▶ **What to produce**: What is the number of lines holding the word "poached"? Give that number alone.

Saved entries:
>> start
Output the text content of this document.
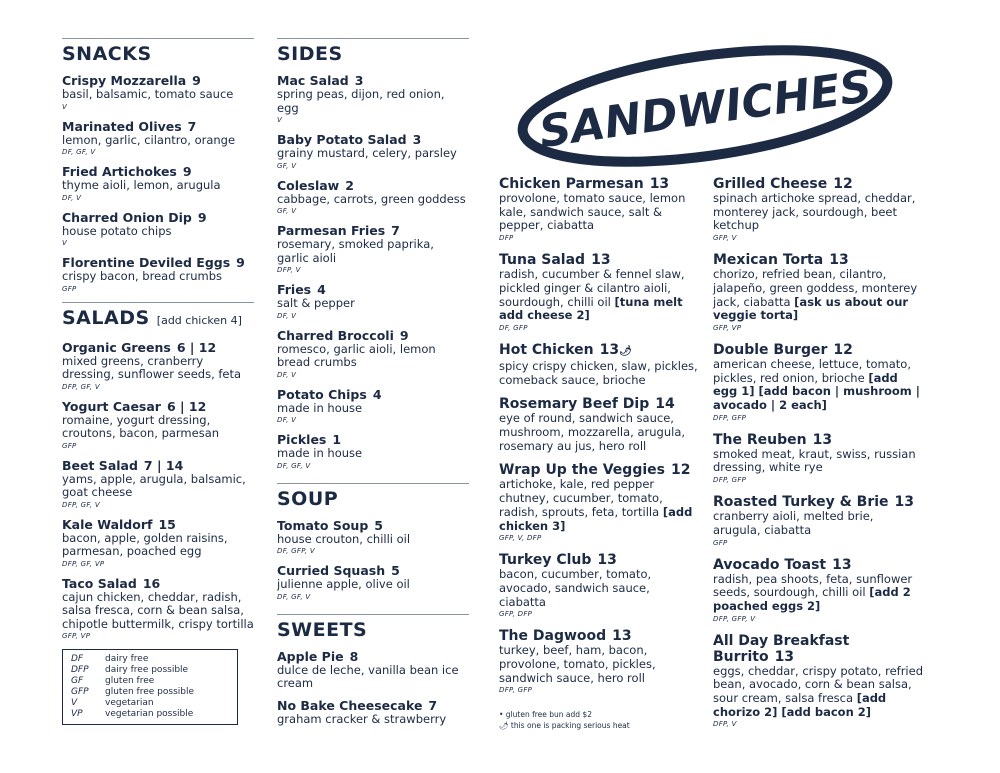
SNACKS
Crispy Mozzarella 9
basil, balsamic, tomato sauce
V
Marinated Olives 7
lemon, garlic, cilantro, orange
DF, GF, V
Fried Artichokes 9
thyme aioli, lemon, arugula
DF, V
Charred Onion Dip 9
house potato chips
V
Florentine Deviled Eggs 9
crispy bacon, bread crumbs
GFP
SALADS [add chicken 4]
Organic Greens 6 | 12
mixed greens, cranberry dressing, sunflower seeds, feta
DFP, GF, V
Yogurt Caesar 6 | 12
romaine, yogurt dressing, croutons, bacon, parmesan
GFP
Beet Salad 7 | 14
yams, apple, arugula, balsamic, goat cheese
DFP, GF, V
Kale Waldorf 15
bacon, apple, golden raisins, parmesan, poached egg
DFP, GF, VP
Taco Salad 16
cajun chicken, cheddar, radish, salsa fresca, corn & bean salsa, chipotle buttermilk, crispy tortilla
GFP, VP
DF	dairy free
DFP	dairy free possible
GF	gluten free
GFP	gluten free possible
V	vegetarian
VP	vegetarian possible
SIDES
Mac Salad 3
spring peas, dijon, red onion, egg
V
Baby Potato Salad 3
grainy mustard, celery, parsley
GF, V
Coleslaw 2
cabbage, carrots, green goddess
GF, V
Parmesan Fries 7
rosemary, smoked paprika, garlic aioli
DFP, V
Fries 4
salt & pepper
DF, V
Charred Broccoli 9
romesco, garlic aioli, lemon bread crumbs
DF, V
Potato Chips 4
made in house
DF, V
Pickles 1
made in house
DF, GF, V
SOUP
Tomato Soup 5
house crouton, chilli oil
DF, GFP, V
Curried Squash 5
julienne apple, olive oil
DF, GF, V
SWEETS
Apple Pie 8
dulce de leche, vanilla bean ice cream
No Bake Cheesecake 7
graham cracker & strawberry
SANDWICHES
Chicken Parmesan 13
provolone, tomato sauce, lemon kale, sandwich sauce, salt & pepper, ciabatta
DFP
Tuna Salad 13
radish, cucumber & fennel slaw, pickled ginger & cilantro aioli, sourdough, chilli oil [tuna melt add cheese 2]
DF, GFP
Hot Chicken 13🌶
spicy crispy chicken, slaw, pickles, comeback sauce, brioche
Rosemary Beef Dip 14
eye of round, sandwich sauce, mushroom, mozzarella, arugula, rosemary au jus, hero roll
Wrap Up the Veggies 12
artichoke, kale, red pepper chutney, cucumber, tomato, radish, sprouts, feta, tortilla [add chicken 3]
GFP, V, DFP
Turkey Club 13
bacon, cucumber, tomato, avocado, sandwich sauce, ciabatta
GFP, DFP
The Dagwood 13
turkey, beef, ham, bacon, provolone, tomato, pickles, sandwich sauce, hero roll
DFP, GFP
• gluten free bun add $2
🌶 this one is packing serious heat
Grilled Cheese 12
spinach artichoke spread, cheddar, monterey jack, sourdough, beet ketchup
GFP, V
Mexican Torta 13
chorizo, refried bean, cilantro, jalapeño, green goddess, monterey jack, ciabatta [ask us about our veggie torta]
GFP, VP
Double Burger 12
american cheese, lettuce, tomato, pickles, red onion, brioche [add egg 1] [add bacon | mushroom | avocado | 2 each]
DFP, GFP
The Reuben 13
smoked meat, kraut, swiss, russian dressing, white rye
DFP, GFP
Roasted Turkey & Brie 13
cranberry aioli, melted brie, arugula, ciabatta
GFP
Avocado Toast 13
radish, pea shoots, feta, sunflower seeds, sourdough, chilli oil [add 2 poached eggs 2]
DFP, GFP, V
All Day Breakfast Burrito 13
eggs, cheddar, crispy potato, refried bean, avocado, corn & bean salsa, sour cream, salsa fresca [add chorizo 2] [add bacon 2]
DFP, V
>> end
>> start
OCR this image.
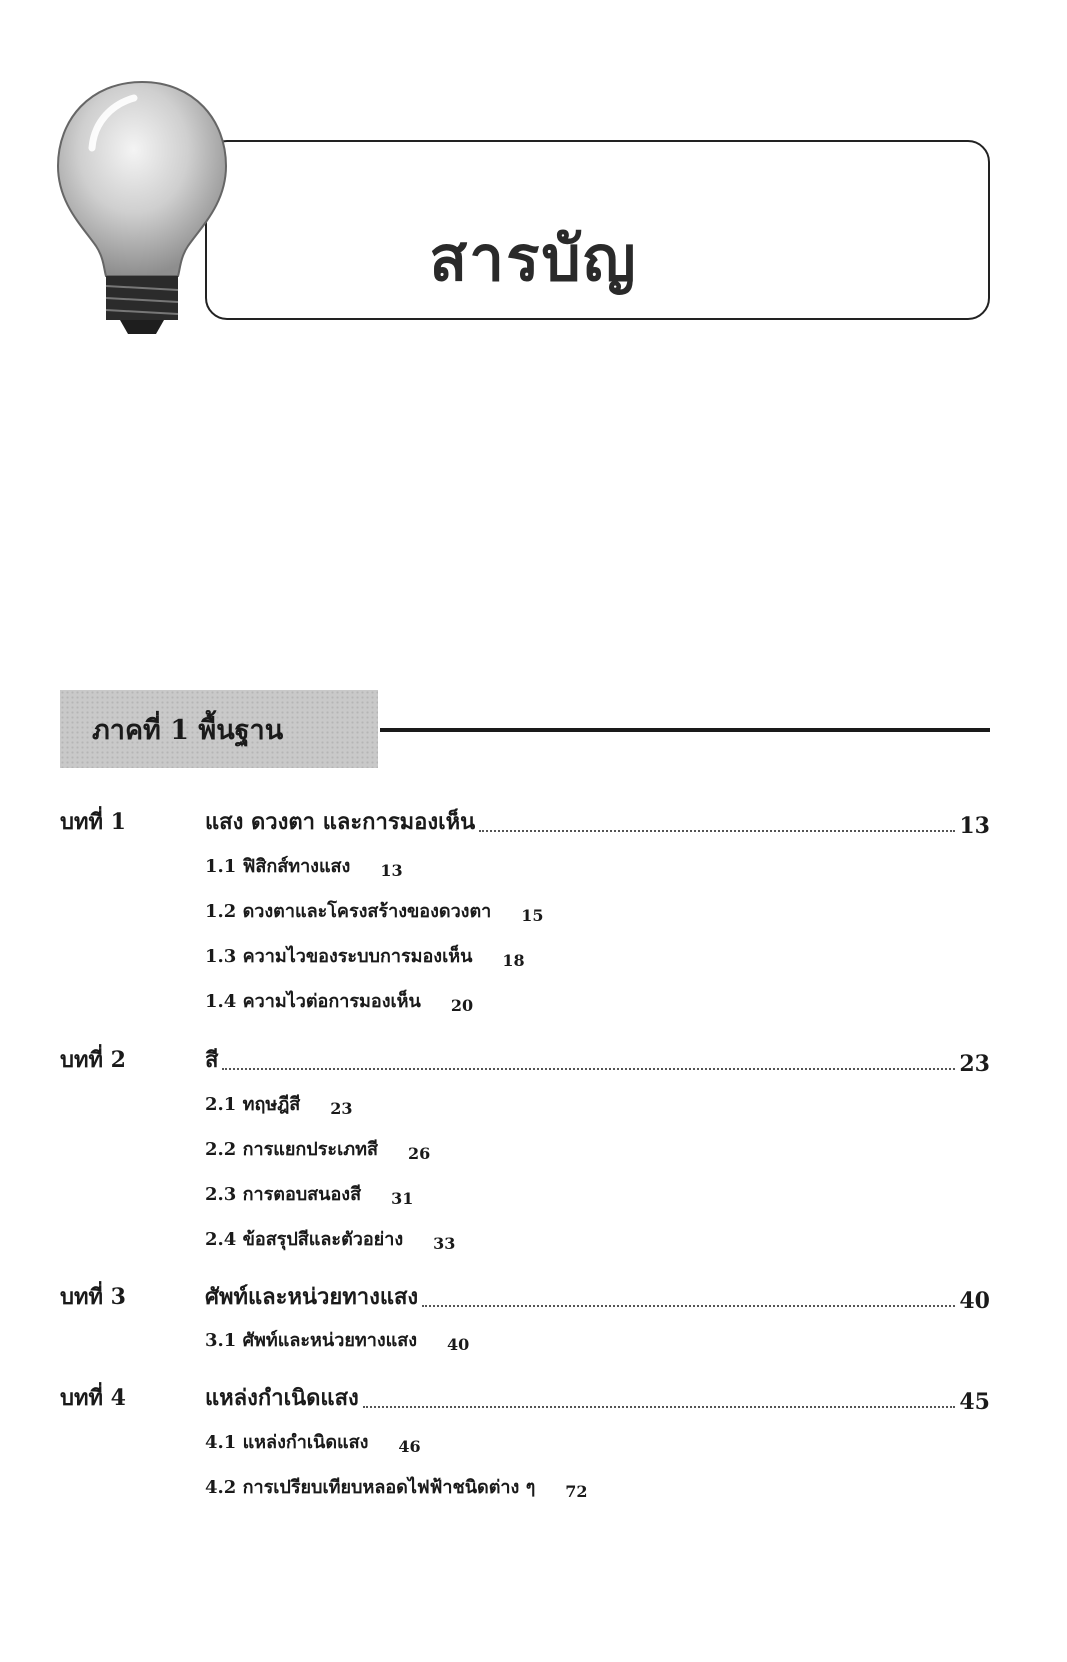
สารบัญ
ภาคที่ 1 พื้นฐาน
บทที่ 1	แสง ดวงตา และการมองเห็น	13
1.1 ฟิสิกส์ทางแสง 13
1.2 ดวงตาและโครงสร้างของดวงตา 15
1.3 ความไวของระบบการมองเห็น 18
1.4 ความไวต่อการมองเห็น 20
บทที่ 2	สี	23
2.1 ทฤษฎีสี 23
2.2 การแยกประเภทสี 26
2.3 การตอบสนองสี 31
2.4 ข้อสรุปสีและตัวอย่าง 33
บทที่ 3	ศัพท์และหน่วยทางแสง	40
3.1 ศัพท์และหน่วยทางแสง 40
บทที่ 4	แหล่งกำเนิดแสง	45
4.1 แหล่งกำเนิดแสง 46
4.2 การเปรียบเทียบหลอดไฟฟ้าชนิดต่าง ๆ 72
>> end
▶ **Reply**: 2